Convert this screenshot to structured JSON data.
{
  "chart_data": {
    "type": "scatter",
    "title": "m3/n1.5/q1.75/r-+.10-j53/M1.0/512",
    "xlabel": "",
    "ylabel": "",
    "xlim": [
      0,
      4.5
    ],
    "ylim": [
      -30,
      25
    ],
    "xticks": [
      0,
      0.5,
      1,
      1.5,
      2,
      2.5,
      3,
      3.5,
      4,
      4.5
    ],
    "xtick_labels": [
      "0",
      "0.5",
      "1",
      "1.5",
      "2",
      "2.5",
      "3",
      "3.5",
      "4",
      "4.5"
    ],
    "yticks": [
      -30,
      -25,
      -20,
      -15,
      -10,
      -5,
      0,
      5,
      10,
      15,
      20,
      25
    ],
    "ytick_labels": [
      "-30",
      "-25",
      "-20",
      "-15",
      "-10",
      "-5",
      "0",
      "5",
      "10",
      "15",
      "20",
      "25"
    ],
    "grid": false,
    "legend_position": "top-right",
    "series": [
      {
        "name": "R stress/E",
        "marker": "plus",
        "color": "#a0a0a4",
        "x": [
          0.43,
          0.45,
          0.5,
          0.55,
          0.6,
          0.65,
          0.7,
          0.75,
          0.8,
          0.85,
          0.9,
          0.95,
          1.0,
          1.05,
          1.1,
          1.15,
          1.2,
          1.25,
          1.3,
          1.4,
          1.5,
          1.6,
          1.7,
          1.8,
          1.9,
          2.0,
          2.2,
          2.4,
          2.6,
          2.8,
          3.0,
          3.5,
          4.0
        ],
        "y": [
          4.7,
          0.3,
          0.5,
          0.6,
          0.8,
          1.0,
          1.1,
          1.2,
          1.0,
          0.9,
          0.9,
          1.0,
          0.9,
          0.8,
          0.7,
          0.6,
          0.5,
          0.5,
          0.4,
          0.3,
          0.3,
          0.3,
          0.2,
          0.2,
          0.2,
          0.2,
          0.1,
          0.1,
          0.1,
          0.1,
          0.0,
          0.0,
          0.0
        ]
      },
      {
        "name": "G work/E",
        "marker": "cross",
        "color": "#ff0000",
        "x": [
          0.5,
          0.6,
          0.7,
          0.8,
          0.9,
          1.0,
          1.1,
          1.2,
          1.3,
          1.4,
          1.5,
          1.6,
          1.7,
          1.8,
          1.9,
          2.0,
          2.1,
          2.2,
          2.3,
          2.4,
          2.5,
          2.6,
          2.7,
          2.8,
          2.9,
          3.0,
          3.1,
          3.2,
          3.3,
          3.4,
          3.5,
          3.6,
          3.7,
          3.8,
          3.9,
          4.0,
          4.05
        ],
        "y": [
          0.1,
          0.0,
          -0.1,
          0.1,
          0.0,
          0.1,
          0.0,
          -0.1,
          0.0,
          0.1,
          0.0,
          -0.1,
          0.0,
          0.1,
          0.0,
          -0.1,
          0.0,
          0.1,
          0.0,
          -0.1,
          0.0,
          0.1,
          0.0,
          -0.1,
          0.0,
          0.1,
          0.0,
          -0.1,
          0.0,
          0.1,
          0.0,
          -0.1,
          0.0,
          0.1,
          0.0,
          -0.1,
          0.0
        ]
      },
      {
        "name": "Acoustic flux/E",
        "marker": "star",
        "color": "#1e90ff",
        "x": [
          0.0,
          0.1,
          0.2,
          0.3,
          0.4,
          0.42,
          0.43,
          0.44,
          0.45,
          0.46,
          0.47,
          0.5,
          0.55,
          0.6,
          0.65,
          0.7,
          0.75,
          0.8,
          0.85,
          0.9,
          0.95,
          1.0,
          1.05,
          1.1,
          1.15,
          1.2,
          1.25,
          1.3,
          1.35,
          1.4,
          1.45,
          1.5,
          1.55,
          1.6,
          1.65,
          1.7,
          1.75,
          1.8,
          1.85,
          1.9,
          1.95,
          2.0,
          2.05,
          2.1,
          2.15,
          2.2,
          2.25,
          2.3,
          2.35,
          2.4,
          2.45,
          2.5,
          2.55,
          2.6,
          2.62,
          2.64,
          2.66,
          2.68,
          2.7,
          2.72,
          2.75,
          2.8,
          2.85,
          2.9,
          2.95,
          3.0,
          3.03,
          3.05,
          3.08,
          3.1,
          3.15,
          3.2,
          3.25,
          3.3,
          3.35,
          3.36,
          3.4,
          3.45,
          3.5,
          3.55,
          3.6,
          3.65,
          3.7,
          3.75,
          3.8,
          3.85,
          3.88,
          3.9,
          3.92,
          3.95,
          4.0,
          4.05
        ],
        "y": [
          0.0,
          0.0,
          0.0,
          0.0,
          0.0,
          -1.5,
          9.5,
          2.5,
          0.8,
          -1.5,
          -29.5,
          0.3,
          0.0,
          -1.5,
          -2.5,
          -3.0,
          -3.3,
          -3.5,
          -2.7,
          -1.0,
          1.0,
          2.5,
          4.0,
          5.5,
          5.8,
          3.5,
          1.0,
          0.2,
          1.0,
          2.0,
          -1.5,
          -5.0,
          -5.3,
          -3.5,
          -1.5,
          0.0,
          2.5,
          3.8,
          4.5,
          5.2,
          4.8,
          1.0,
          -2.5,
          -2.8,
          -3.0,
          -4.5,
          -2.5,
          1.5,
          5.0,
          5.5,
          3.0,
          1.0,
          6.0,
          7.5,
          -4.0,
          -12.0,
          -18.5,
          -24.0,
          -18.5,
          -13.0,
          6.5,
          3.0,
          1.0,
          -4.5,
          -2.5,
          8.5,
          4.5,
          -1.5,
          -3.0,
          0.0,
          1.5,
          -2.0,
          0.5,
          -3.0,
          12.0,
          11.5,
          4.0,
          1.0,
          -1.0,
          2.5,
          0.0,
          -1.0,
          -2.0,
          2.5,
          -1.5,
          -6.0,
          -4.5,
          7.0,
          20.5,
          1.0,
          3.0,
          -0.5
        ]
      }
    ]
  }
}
====
**Given exercise:** Return the material in full, exactly as shown.

**The answer:**
Convert this screenshot to structured JSON data.
{
  "chart_data": {
    "type": "scatter",
    "title": "m3/n1.5/q1.75/r-+.10-j53/M1.0/512",
    "xlabel": "",
    "ylabel": "",
    "xlim": [
      0,
      4.5
    ],
    "ylim": [
      -30,
      25
    ],
    "xticks": [
      0,
      0.5,
      1,
      1.5,
      2,
      2.5,
      3,
      3.5,
      4,
      4.5
    ],
    "xtick_labels": [
      "0",
      "0.5",
      "1",
      "1.5",
      "2",
      "2.5",
      "3",
      "3.5",
      "4",
      "4.5"
    ],
    "yticks": [
      -30,
      -25,
      -20,
      -15,
      -10,
      -5,
      0,
      5,
      10,
      15,
      20,
      25
    ],
    "ytick_labels": [
      "-30",
      "-25",
      "-20",
      "-15",
      "-10",
      "-5",
      "0",
      "5",
      "10",
      "15",
      "20",
      "25"
    ],
    "grid": false,
    "legend_position": "top-right",
    "series": [
      {
        "name": "R stress/E",
        "marker": "plus",
        "color": "#a0a0a4",
        "x": [
          0.43,
          0.45,
          0.5,
          0.55,
          0.6,
          0.65,
          0.7,
          0.75,
          0.8,
          0.85,
          0.9,
          0.95,
          1.0,
          1.05,
          1.1,
          1.15,
          1.2,
          1.25,
          1.3,
          1.4,
          1.5,
          1.6,
          1.7,
          1.8,
          1.9,
          2.0,
          2.2,
          2.4,
          2.6,
          2.8,
          3.0,
          3.5,
          4.0
        ],
        "y": [
          4.7,
          0.3,
          0.5,
          0.6,
          0.8,
          1.0,
          1.1,
          1.2,
          1.0,
          0.9,
          0.9,
          1.0,
          0.9,
          0.8,
          0.7,
          0.6,
          0.5,
          0.5,
          0.4,
          0.3,
          0.3,
          0.3,
          0.2,
          0.2,
          0.2,
          0.2,
          0.1,
          0.1,
          0.1,
          0.1,
          0.0,
          0.0,
          0.0
        ]
      },
      {
        "name": "G work/E",
        "marker": "cross",
        "color": "#ff0000",
        "x": [
          0.5,
          0.6,
          0.7,
          0.8,
          0.9,
          1.0,
          1.1,
          1.2,
          1.3,
          1.4,
          1.5,
          1.6,
          1.7,
          1.8,
          1.9,
          2.0,
          2.1,
          2.2,
          2.3,
          2.4,
          2.5,
          2.6,
          2.7,
          2.8,
          2.9,
          3.0,
          3.1,
          3.2,
          3.3,
          3.4,
          3.5,
          3.6,
          3.7,
          3.8,
          3.9,
          4.0,
          4.05
        ],
        "y": [
          0.1,
          0.0,
          -0.1,
          0.1,
          0.0,
          0.1,
          0.0,
          -0.1,
          0.0,
          0.1,
          0.0,
          -0.1,
          0.0,
          0.1,
          0.0,
          -0.1,
          0.0,
          0.1,
          0.0,
          -0.1,
          0.0,
          0.1,
          0.0,
          -0.1,
          0.0,
          0.1,
          0.0,
          -0.1,
          0.0,
          0.1,
          0.0,
          -0.1,
          0.0,
          0.1,
          0.0,
          -0.1,
          0.0
        ]
      },
      {
        "name": "Acoustic flux/E",
        "marker": "star",
        "color": "#1e90ff",
        "x": [
          0.0,
          0.1,
          0.2,
          0.3,
          0.4,
          0.42,
          0.43,
          0.44,
          0.45,
          0.46,
          0.47,
          0.5,
          0.55,
          0.6,
          0.65,
          0.7,
          0.75,
          0.8,
          0.85,
          0.9,
          0.95,
          1.0,
          1.05,
          1.1,
          1.15,
          1.2,
          1.25,
          1.3,
          1.35,
          1.4,
          1.45,
          1.5,
          1.55,
          1.6,
          1.65,
          1.7,
          1.75,
          1.8,
          1.85,
          1.9,
          1.95,
          2.0,
          2.05,
          2.1,
          2.15,
          2.2,
          2.25,
          2.3,
          2.35,
          2.4,
          2.45,
          2.5,
          2.55,
          2.6,
          2.62,
          2.64,
          2.66,
          2.68,
          2.7,
          2.72,
          2.75,
          2.8,
          2.85,
          2.9,
          2.95,
          3.0,
          3.03,
          3.05,
          3.08,
          3.1,
          3.15,
          3.2,
          3.25,
          3.3,
          3.35,
          3.36,
          3.4,
          3.45,
          3.5,
          3.55,
          3.6,
          3.65,
          3.7,
          3.75,
          3.8,
          3.85,
          3.88,
          3.9,
          3.92,
          3.95,
          4.0,
          4.05
        ],
        "y": [
          0.0,
          0.0,
          0.0,
          0.0,
          0.0,
          -1.5,
          9.5,
          2.5,
          0.8,
          -1.5,
          -29.5,
          0.3,
          0.0,
          -1.5,
          -2.5,
          -3.0,
          -3.3,
          -3.5,
          -2.7,
          -1.0,
          1.0,
          2.5,
          4.0,
          5.5,
          5.8,
          3.5,
          1.0,
          0.2,
          1.0,
          2.0,
          -1.5,
          -5.0,
          -5.3,
          -3.5,
          -1.5,
          0.0,
          2.5,
          3.8,
          4.5,
          5.2,
          4.8,
          1.0,
          -2.5,
          -2.8,
          -3.0,
          -4.5,
          -2.5,
          1.5,
          5.0,
          5.5,
          3.0,
          1.0,
          6.0,
          7.5,
          -4.0,
          -12.0,
          -18.5,
          -24.0,
          -18.5,
          -13.0,
          6.5,
          3.0,
          1.0,
          -4.5,
          -2.5,
          8.5,
          4.5,
          -1.5,
          -3.0,
          0.0,
          1.5,
          -2.0,
          0.5,
          -3.0,
          12.0,
          11.5,
          4.0,
          1.0,
          -1.0,
          2.5,
          0.0,
          -1.0,
          -2.0,
          2.5,
          -1.5,
          -6.0,
          -4.5,
          7.0,
          20.5,
          1.0,
          3.0,
          -0.5
        ]
      }
    ]
  }
}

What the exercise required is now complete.